▶ PROBLEM
Quote all of the data that follows exactly as written, skipping the images.

▶ PROVIDED RECORDS
☆ ☆ ☆

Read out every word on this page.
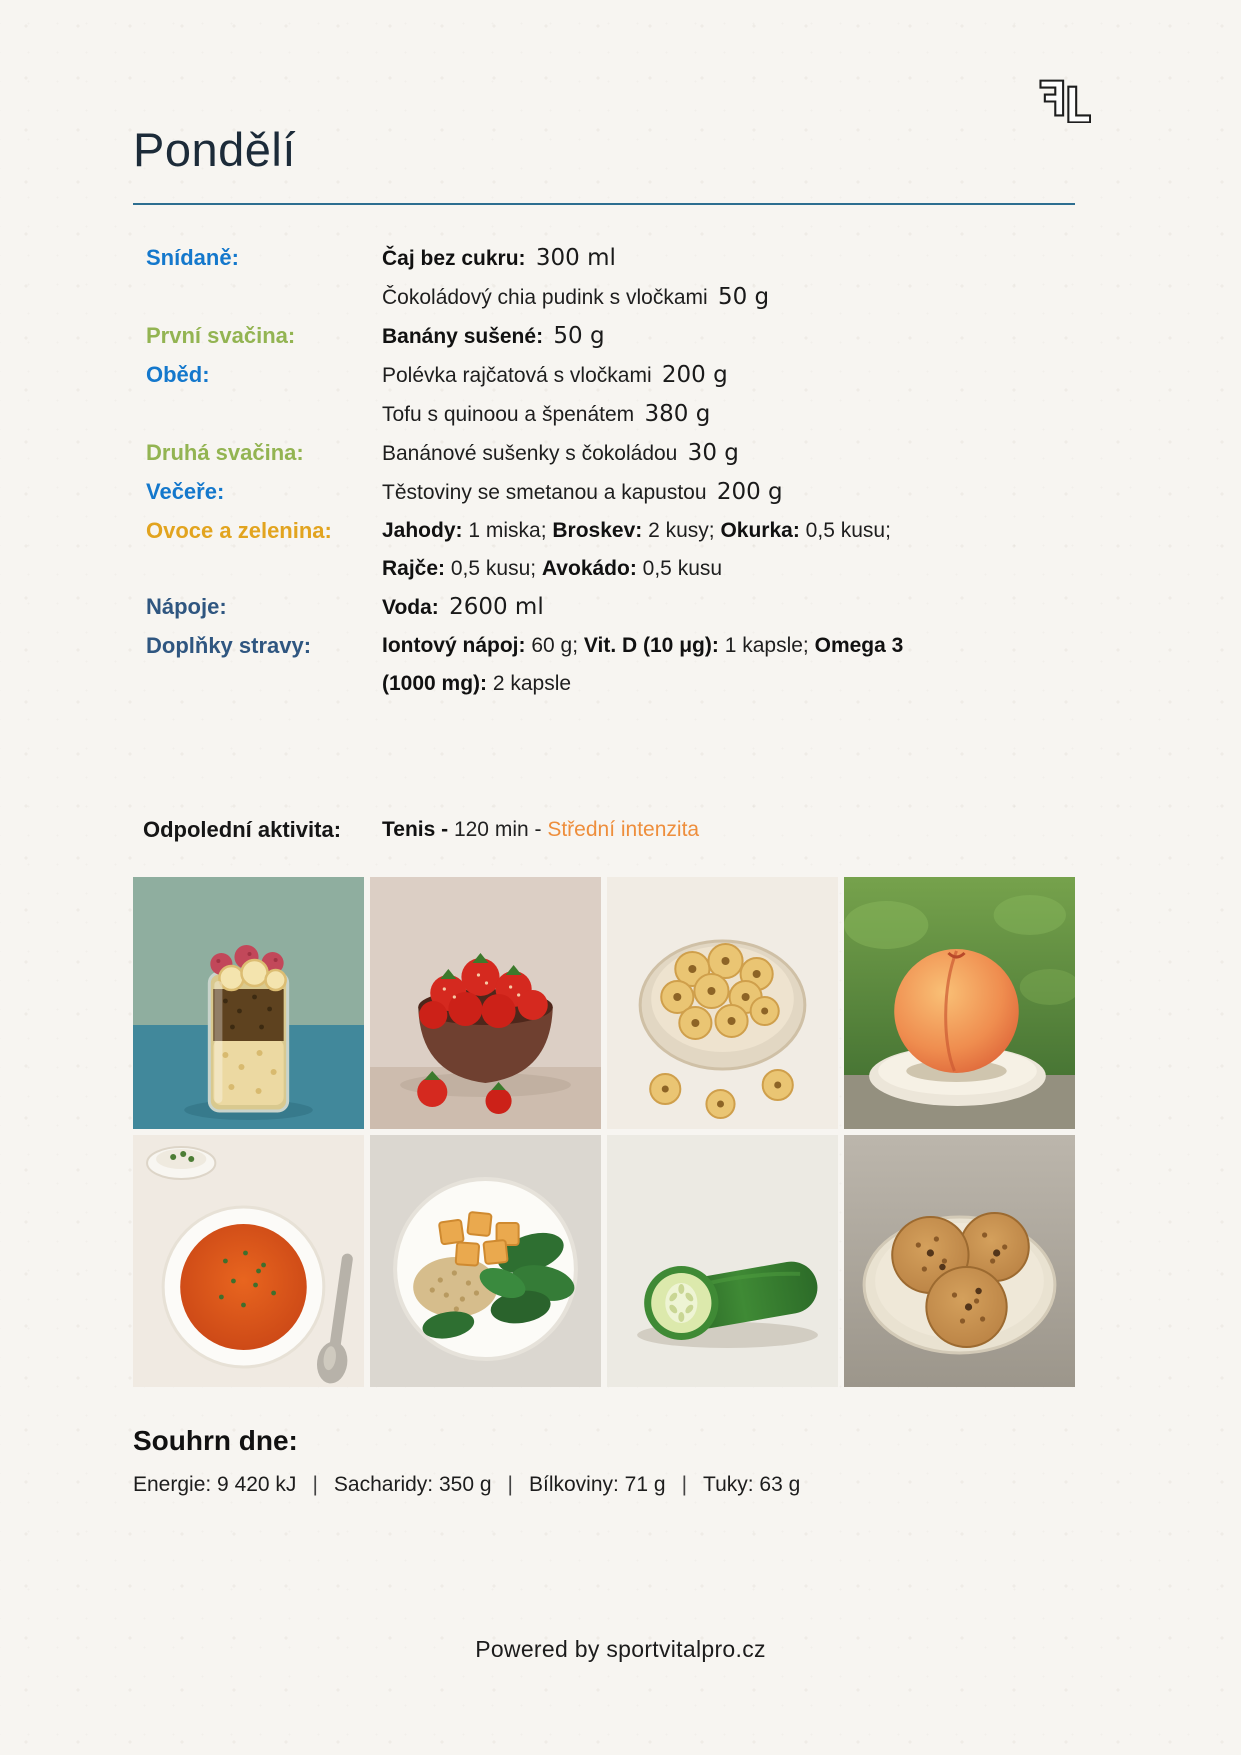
Pondělí
Snídaně:	Čaj bez cukru: 300 ml
Čokoládový chia pudink s vločkami 50 g
První svačina:	Banány sušené: 50 g
Oběd:	Polévka rajčatová s vločkami 200 g
Tofu s quinoou a špenátem 380 g
Druhá svačina:	Banánové sušenky s čokoládou 30 g
Večeře:	Těstoviny se smetanou a kapustou 200 g
Ovoce a zelenina:	Jahody: 1 miska; Broskev: 2 kusy; Okurka: 0,5 kusu;
Rajče: 0,5 kusu; Avokádo: 0,5 kusu
Nápoje:	Voda: 2600 ml
Doplňky stravy:	Iontový nápoj: 60 g; Vit. D (10 μg): 1 kapsle; Omega 3
(1000 mg): 2 kapsle
Odpolední aktivita:	Tenis - 120 min - Střední intenzita
Souhrn dne:
Energie: 9 420 kJ | Sacharidy: 350 g | Bílkoviny: 71 g | Tuky: 63 g
Powered by sportvitalpro.cz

☆ ☆ ☆

▶ ANSWER TO THIS EXERCISE
Read out every word on this page.
Pondělí
Snídaně:	Čaj bez cukru: 300 ml
Čokoládový chia pudink s vločkami 50 g
První svačina:	Banány sušené: 50 g
Oběd:	Polévka rajčatová s vločkami 200 g
Tofu s quinoou a špenátem 380 g
Druhá svačina:	Banánové sušenky s čokoládou 30 g
Večeře:	Těstoviny se smetanou a kapustou 200 g
Ovoce a zelenina:	Jahody: 1 miska; Broskev: 2 kusy; Okurka: 0,5 kusu;
Rajče: 0,5 kusu; Avokádo: 0,5 kusu
Nápoje:	Voda: 2600 ml
Doplňky stravy:	Iontový nápoj: 60 g; Vit. D (10 μg): 1 kapsle; Omega 3
(1000 mg): 2 kapsle
Odpolední aktivita:	Tenis - 120 min - Střední intenzita
Souhrn dne:
Energie: 9 420 kJ | Sacharidy: 350 g | Bílkoviny: 71 g | Tuky: 63 g
Powered by sportvitalpro.cz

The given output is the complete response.